* **Exercise objective**
Write the records out again, keeping each line exactly as it is.

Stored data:

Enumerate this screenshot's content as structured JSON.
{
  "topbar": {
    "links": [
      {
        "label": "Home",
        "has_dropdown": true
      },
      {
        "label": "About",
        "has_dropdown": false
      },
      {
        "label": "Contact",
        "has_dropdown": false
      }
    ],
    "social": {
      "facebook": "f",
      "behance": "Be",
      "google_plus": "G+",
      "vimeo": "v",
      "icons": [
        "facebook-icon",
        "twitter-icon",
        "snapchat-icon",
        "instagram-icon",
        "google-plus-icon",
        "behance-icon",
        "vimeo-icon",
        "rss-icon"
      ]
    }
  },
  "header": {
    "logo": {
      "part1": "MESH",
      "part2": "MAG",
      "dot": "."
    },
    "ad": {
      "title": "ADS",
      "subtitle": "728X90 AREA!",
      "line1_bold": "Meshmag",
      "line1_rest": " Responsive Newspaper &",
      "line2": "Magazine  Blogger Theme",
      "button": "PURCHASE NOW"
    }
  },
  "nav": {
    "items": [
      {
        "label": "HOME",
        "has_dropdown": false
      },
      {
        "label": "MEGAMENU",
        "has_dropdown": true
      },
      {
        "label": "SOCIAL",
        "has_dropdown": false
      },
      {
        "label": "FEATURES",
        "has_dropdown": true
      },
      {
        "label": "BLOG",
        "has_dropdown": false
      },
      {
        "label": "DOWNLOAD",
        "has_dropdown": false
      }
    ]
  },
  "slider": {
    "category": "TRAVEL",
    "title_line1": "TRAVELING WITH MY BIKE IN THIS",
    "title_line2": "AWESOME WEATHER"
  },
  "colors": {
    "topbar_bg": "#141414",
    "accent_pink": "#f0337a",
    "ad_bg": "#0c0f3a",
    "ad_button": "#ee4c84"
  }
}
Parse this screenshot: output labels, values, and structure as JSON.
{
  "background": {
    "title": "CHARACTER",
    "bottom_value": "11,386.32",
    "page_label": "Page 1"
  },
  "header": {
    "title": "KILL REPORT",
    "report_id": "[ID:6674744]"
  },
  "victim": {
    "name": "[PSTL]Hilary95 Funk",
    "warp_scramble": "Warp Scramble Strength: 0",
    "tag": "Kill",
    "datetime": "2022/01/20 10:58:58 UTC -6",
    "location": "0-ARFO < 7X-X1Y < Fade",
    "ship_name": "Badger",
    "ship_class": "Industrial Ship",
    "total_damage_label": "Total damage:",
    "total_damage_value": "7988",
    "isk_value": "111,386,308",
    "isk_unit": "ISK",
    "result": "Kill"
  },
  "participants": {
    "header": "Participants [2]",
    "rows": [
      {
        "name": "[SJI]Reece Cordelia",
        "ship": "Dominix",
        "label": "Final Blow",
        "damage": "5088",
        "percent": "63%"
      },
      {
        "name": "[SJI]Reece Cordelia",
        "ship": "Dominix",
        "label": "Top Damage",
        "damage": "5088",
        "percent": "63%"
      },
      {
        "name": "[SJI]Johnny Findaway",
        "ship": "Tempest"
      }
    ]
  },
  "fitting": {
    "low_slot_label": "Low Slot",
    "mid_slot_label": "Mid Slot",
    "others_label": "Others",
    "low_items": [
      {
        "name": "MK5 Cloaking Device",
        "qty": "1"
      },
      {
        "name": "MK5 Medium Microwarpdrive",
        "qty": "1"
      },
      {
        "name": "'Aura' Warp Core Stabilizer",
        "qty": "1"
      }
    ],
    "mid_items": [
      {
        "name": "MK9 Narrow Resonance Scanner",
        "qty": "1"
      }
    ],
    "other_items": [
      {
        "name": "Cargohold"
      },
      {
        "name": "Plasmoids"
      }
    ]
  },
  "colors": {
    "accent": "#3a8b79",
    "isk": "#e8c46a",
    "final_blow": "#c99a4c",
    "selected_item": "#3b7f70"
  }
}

* **Expected answer**
Enumerate this screenshot's content as structured JSON.
{
  "topbar": {
    "links": [
      {
        "label": "Home",
        "has_dropdown": true
      },
      {
        "label": "About",
        "has_dropdown": false
      },
      {
        "label": "Contact",
        "has_dropdown": false
      }
    ],
    "social": {
      "facebook": "f",
      "behance": "Be",
      "google_plus": "G+",
      "vimeo": "v",
      "icons": [
        "facebook-icon",
        "twitter-icon",
        "snapchat-icon",
        "instagram-icon",
        "google-plus-icon",
        "behance-icon",
        "vimeo-icon",
        "rss-icon"
      ]
    }
  },
  "header": {
    "logo": {
      "part1": "MESH",
      "part2": "MAG",
      "dot": "."
    },
    "ad": {
      "title": "ADS",
      "subtitle": "728X90 AREA!",
      "line1_bold": "Meshmag",
      "line1_rest": " Responsive Newspaper &",
      "line2": "Magazine  Blogger Theme",
      "button": "PURCHASE NOW"
    }
  },
  "nav": {
    "items": [
      {
        "label": "HOME",
        "has_dropdown": false
      },
      {
        "label": "MEGAMENU",
        "has_dropdown": true
      },
      {
        "label": "SOCIAL",
        "has_dropdown": false
      },
      {
        "label": "FEATURES",
        "has_dropdown": true
      },
      {
        "label": "BLOG",
        "has_dropdown": false
      },
      {
        "label": "DOWNLOAD",
        "has_dropdown": false
      }
    ]
  },
  "slider": {
    "category": "TRAVEL",
    "title_line1": "TRAVELING WITH MY BIKE IN THIS",
    "title_line2": "AWESOME WEATHER"
  },
  "colors": {
    "topbar_bg": "#141414",
    "accent_pink": "#f0337a",
    "ad_bg": "#0c0f3a",
    "ad_button": "#ee4c84"
  }
}
Parse this screenshot: output labels, values, and structure as JSON.
{
  "background": {
    "title": "CHARACTER",
    "bottom_value": "11,386.32",
    "page_label": "Page 1"
  },
  "header": {
    "title": "KILL REPORT",
    "report_id": "[ID:6674744]"
  },
  "victim": {
    "name": "[PSTL]Hilary95 Funk",
    "warp_scramble": "Warp Scramble Strength: 0",
    "tag": "Kill",
    "datetime": "2022/01/20 10:58:58 UTC -6",
    "location": "0-ARFO < 7X-X1Y < Fade",
    "ship_name": "Badger",
    "ship_class": "Industrial Ship",
    "total_damage_label": "Total damage:",
    "total_damage_value": "7988",
    "isk_value": "111,386,308",
    "isk_unit": "ISK",
    "result": "Kill"
  },
  "participants": {
    "header": "Participants [2]",
    "rows": [
      {
        "name": "[SJI]Reece Cordelia",
        "ship": "Dominix",
        "label": "Final Blow",
        "damage": "5088",
        "percent": "63%"
      },
      {
        "name": "[SJI]Reece Cordelia",
        "ship": "Dominix",
        "label": "Top Damage",
        "damage": "5088",
        "percent": "63%"
      },
      {
        "name": "[SJI]Johnny Findaway",
        "ship": "Tempest"
      }
    ]
  },
  "fitting": {
    "low_slot_label": "Low Slot",
    "mid_slot_label": "Mid Slot",
    "others_label": "Others",
    "low_items": [
      {
        "name": "MK5 Cloaking Device",
        "qty": "1"
      },
      {
        "name": "MK5 Medium Microwarpdrive",
        "qty": "1"
      },
      {
        "name": "'Aura' Warp Core Stabilizer",
        "qty": "1"
      }
    ],
    "mid_items": [
      {
        "name": "MK9 Narrow Resonance Scanner",
        "qty": "1"
      }
    ],
    "other_items": [
      {
        "name": "Cargohold"
      },
      {
        "name": "Plasmoids"
      }
    ]
  },
  "colors": {
    "accent": "#3a8b79",
    "isk": "#e8c46a",
    "final_blow": "#c99a4c",
    "selected_item": "#3b7f70"
  }
}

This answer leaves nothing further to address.